# Work instructions
Select every line containing the word "Familiar" from the material, and copy those lines.

# Data for processing
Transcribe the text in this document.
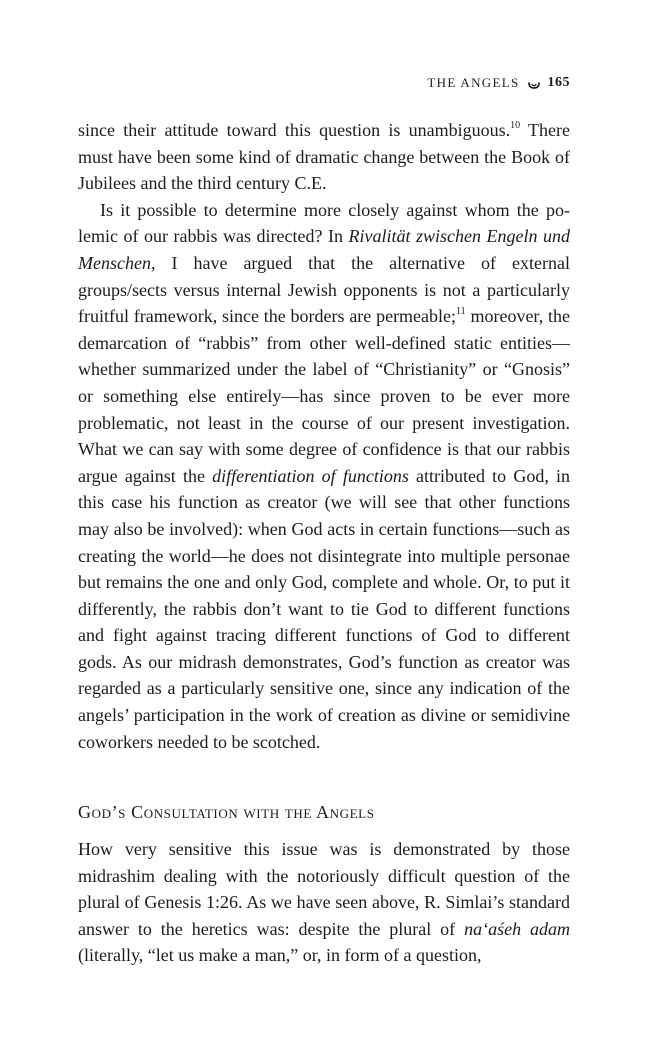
THE ANGELS 165

since their attitude toward this question is unambiguous.$^{10}$ There must have been some kind of dramatic change between the Book of Jubilees and the third century C.E.

Is it possible to determine more closely against whom the polemic of our rabbis was directed? In Rivalität zwischen Engeln und Menschen, I have argued that the alternative of external groups/sects versus internal Jewish opponents is not a particularly fruitful framework, since the borders are permeable;$^{11}$ moreover, the demarcation of “rabbis” from other well-defined static entities—whether summarized under the label of “Christianity” or “Gnosis” or something else entirely—has since proven to be ever more problematic, not least in the course of our present investigation. What we can say with some degree of confidence is that our rabbis argue against the differentiation of functions attributed to God, in this case his function as creator (we will see that other functions may also be involved): when God acts in certain functions—such as creating the world—he does not disintegrate into multiple personae but remains the one and only God, complete and whole. Or, to put it differently, the rabbis don’t want to tie God to different functions and fight against tracing different functions of God to different gods. As our midrash demonstrates, God’s function as creator was regarded as a particularly sensitive one, since any indication of the angels’ participation in the work of creation as divine or semidivine coworkers needed to be scotched.

God’s Consultation with the Angels

How very sensitive this issue was is demonstrated by those midrashim dealing with the notoriously difficult question of the plural of Genesis 1:26. As we have seen above, R. Simlai’s standard answer to the heretics was: despite the plural of na‘aśeh adam (literally, “let us make a man,” or, in form of a question,
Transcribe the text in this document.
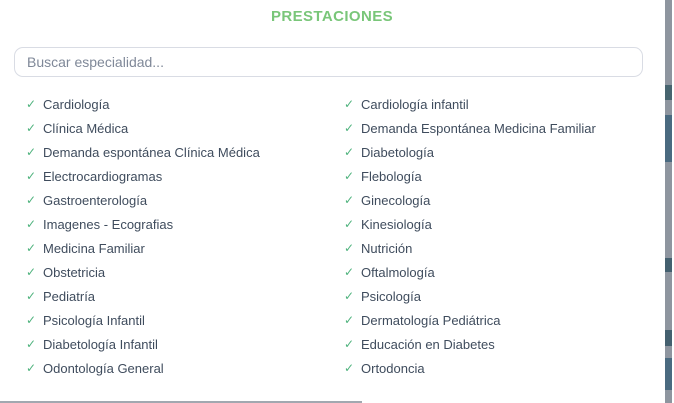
PRESTACIONES
Buscar especialidad...
✓ Cardiología
✓ Clínica Médica
✓ Demanda espontánea Clínica Médica
✓ Electrocardiogramas
✓ Gastroenterología
✓ Imagenes - Ecografias
✓ Medicina Familiar
✓ Obstetricia
✓ Pediatría
✓ Psicología Infantil
✓ Diabetología Infantil
✓ Odontología General
✓ Cardiología infantil
✓ Demanda Espontánea Medicina Familiar
✓ Diabetología
✓ Flebología
✓ Ginecología
✓ Kinesiología
✓ Nutrición
✓ Oftalmología
✓ Psicología
✓ Dermatología Pediátrica
✓ Educación en Diabetes
✓ Ortodoncia
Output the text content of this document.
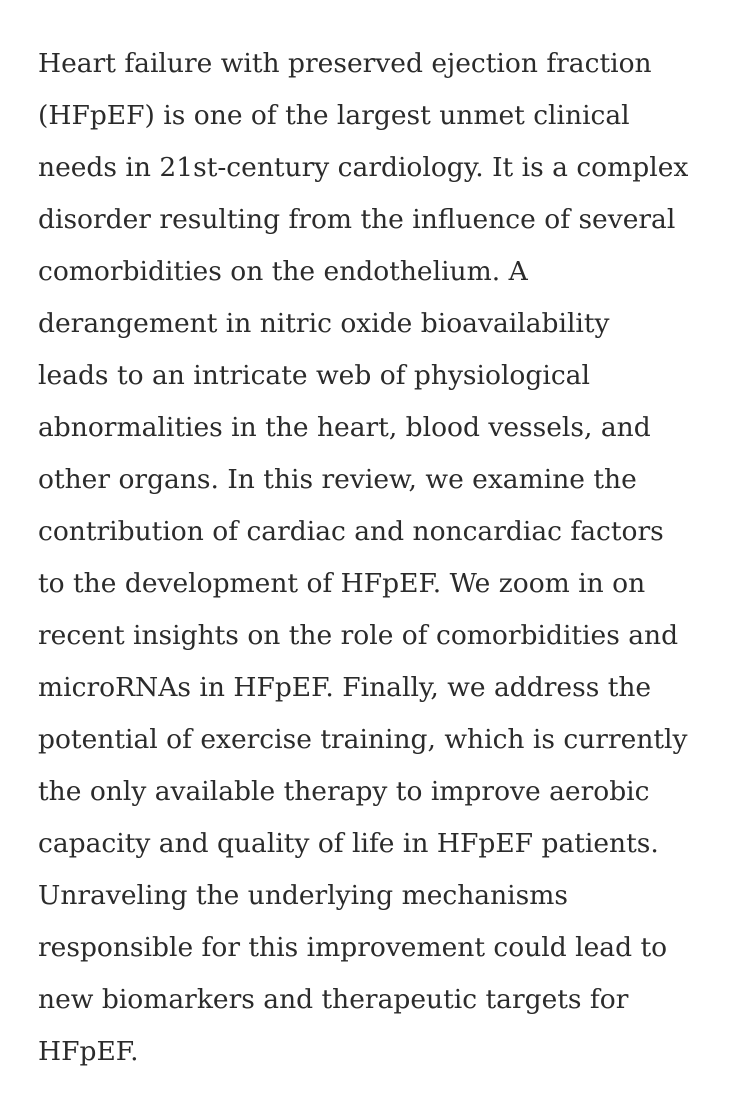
Heart failure with preserved ejection fraction
(HFpEF) is one of the largest unmet clinical
needs in 21st-century cardiology. It is a complex
disorder resulting from the influence of several
comorbidities on the endothelium. A
derangement in nitric oxide bioavailability
leads to an intricate web of physiological
abnormalities in the heart, blood vessels, and
other organs. In this review, we examine the
contribution of cardiac and noncardiac factors
to the development of HFpEF. We zoom in on
recent insights on the role of comorbidities and
microRNAs in HFpEF. Finally, we address the
potential of exercise training, which is currently
the only available therapy to improve aerobic
capacity and quality of life in HFpEF patients.
Unraveling the underlying mechanisms
responsible for this improvement could lead to
new biomarkers and therapeutic targets for
HFpEF.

# Answer box
✓ Medicina Familiar
✓ Demanda Espontánea Medicina Familiar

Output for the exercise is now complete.